=== Records provided ===

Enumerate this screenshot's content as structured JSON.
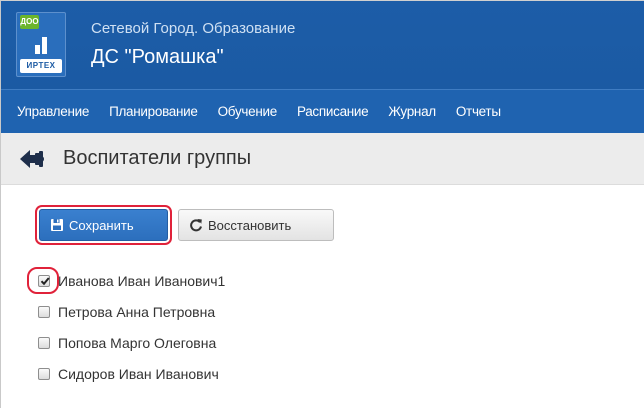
{
  "header": {
    "logo": {
      "badge": "ДОО",
      "brand": "ИРТЕХ"
    },
    "system_name": "Сетевой Город. Образование",
    "organization": "ДС \"Ромашка\""
  },
  "nav": {
    "items": [
      "Управление",
      "Планирование",
      "Обучение",
      "Расписание",
      "Журнал",
      "Отчеты"
    ]
  },
  "page": {
    "back_icon": "back-arrow-icon",
    "title": "Воспитатели группы"
  },
  "toolbar": {
    "save_label": "Сохранить",
    "save_icon": "save-icon",
    "restore_label": "Восстановить",
    "restore_icon": "refresh-icon"
  },
  "teachers": [
    {
      "name": "Иванова Иван Иванович1",
      "checked": true
    },
    {
      "name": "Петрова Анна Петровна",
      "checked": false
    },
    {
      "name": "Попова Марго Олеговна",
      "checked": false
    },
    {
      "name": "Сидоров Иван Иванович",
      "checked": false
    }
  ],
  "colors": {
    "header_bg": "#1b5aa3",
    "nav_bg": "#1f63b0",
    "primary_button": "#2c6fbd",
    "highlight": "#e0223a",
    "logo_badge": "#6cb52a"
  }
}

===

Exercise goal
Repeat the material above verbatim, with no pictures in the output.

The completed task
Enumerate this screenshot's content as structured JSON.
{
  "header": {
    "logo": {
      "badge": "ДОО",
      "brand": "ИРТЕХ"
    },
    "system_name": "Сетевой Город. Образование",
    "organization": "ДС \"Ромашка\""
  },
  "nav": {
    "items": [
      "Управление",
      "Планирование",
      "Обучение",
      "Расписание",
      "Журнал",
      "Отчеты"
    ]
  },
  "page": {
    "back_icon": "back-arrow-icon",
    "title": "Воспитатели группы"
  },
  "toolbar": {
    "save_label": "Сохранить",
    "save_icon": "save-icon",
    "restore_label": "Восстановить",
    "restore_icon": "refresh-icon"
  },
  "teachers": [
    {
      "name": "Иванова Иван Иванович1",
      "checked": true
    },
    {
      "name": "Петрова Анна Петровна",
      "checked": false
    },
    {
      "name": "Попова Марго Олеговна",
      "checked": false
    },
    {
      "name": "Сидоров Иван Иванович",
      "checked": false
    }
  ],
  "colors": {
    "header_bg": "#1b5aa3",
    "nav_bg": "#1f63b0",
    "primary_button": "#2c6fbd",
    "highlight": "#e0223a",
    "logo_badge": "#6cb52a"
  }
}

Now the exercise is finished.